### [Instruction]
Pictures do not belong in the copy. Return all of the entries exactly.

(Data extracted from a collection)

▼▼▼

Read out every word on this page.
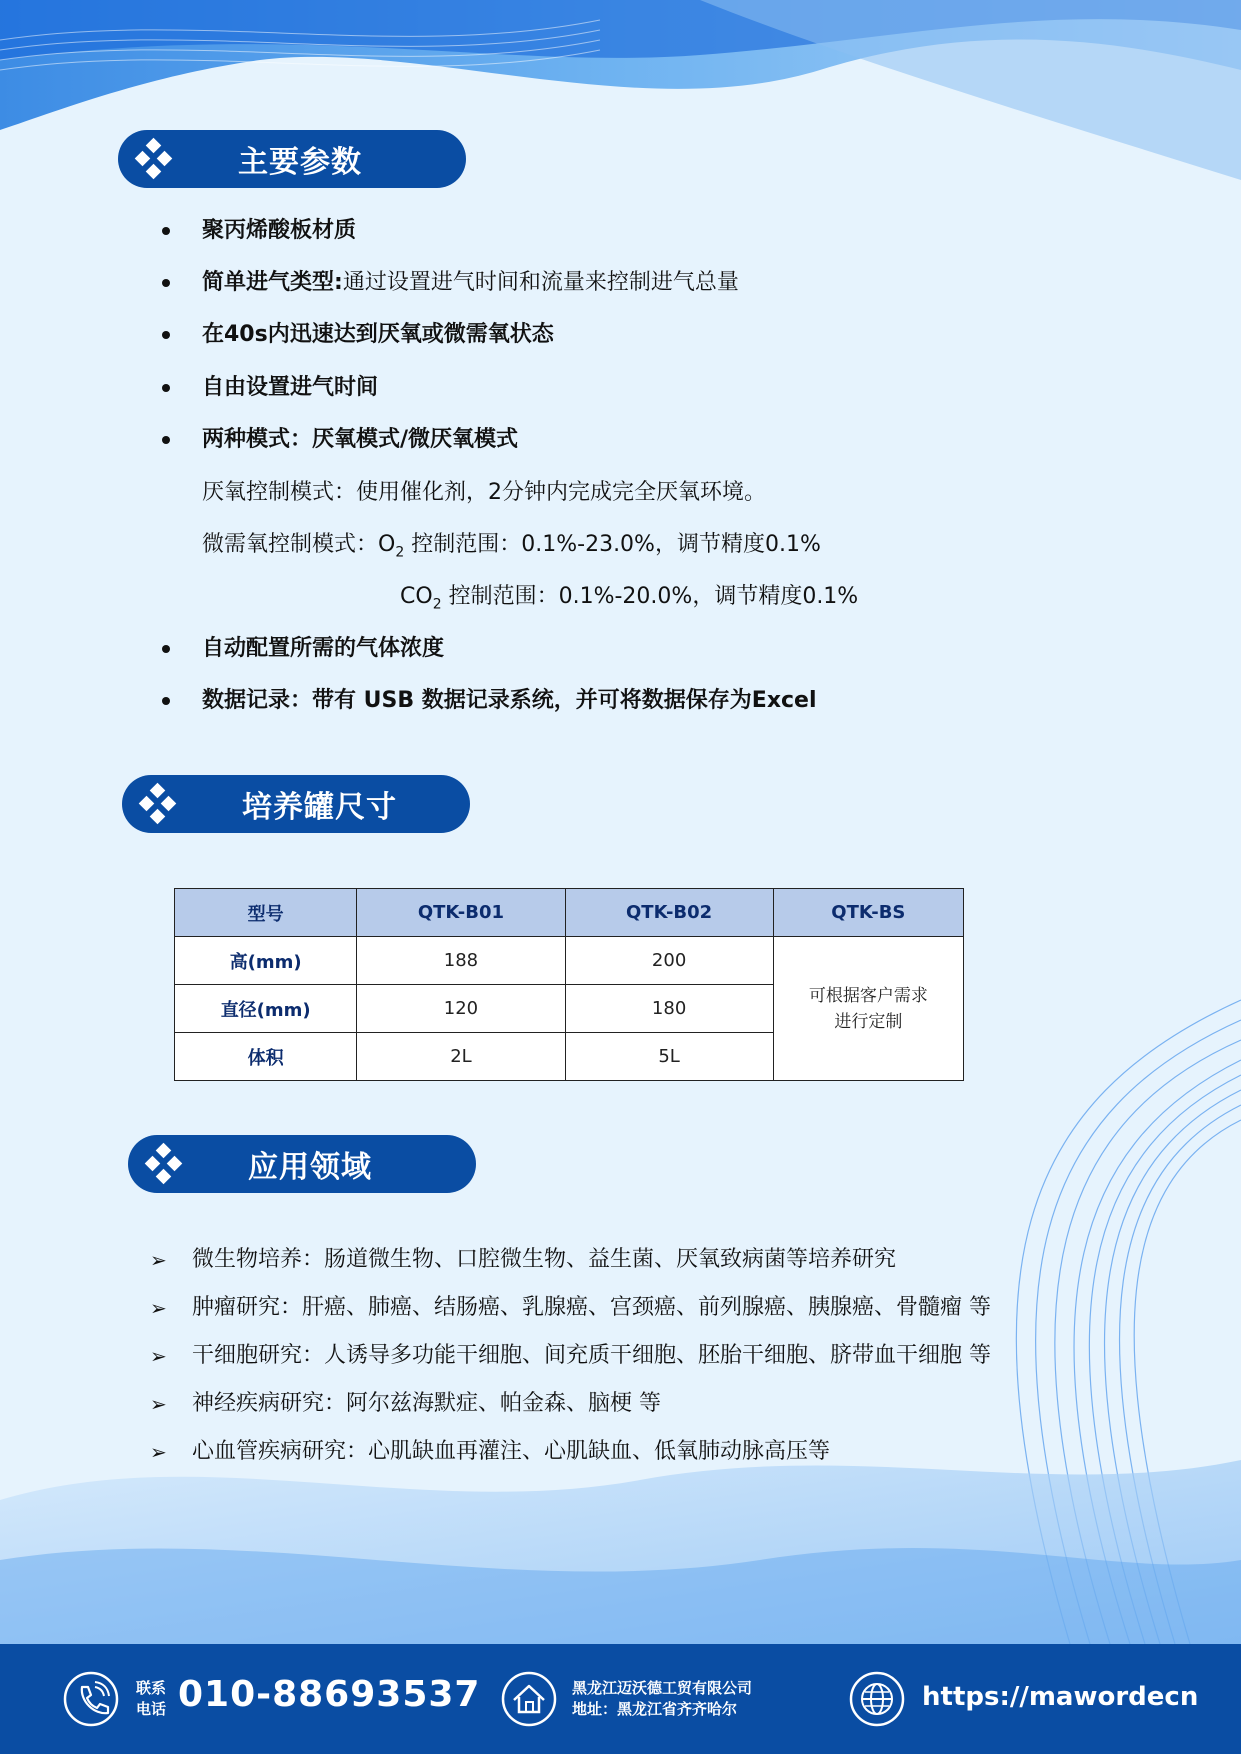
主要参数
聚丙烯酸板材质
简单进气类型:通过设置进气时间和流量来控制进气总量
在40s内迅速达到厌氧或微需氧状态
自由设置进气时间
两种模式：厌氧模式/微厌氧模式
厌氧控制模式：使用催化剂，2分钟内完成完全厌氧环境。
微需氧控制模式：$O_2$ 控制范围：0.1%-23.0%，调节精度0.1%
$CO_2$ 控制范围：0.1%-20.0%，调节精度0.1%
自动配置所需的气体浓度
数据记录：带有 USB 数据记录系统，并可将数据保存为Excel
培养罐尺寸
型号	QTK-B01	QTK-B02	QTK-BS
高(mm)	188	200	可根据客户需求
进行定制
直径(mm)	120	180	
体积	2L	5L	
应用领域
➢ 微生物培养：肠道微生物、口腔微生物、益生菌、厌氧致病菌等培养研究
➢ 肿瘤研究：肝癌、肺癌、结肠癌、乳腺癌、宫颈癌、前列腺癌、胰腺癌、骨髓瘤 等
➢ 干细胞研究：人诱导多功能干细胞、间充质干细胞、胚胎干细胞、脐带血干细胞 等
➢ 神经疾病研究：阿尔兹海默症、帕金森、脑梗 等
➢ 心血管疾病研究：心肌缺血再灌注、心肌缺血、低氧肺动脉高压等
联系
电话 010-88693537	黑龙江迈沃德工贸有限公司
地址：黑龙江省齐齐哈尔	https://mawordecn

▲▲▲

### [Task response]
Read out every word on this page.
主要参数
聚丙烯酸板材质
简单进气类型:通过设置进气时间和流量来控制进气总量
在40s内迅速达到厌氧或微需氧状态
自由设置进气时间
两种模式：厌氧模式/微厌氧模式
厌氧控制模式：使用催化剂，2分钟内完成完全厌氧环境。
微需氧控制模式：$O_2$ 控制范围：0.1%-23.0%，调节精度0.1%
$CO_2$ 控制范围：0.1%-20.0%，调节精度0.1%
自动配置所需的气体浓度
数据记录：带有 USB 数据记录系统，并可将数据保存为Excel
培养罐尺寸
型号	QTK-B01	QTK-B02	QTK-BS
高(mm)	188	200	可根据客户需求
进行定制
直径(mm)	120	180	
体积	2L	5L	
应用领域
➢ 微生物培养：肠道微生物、口腔微生物、益生菌、厌氧致病菌等培养研究
➢ 肿瘤研究：肝癌、肺癌、结肠癌、乳腺癌、宫颈癌、前列腺癌、胰腺癌、骨髓瘤 等
➢ 干细胞研究：人诱导多功能干细胞、间充质干细胞、胚胎干细胞、脐带血干细胞 等
➢ 神经疾病研究：阿尔兹海默症、帕金森、脑梗 等
➢ 心血管疾病研究：心肌缺血再灌注、心肌缺血、低氧肺动脉高压等
联系
电话 010-88693537	黑龙江迈沃德工贸有限公司
地址：黑龙江省齐齐哈尔	https://mawordecn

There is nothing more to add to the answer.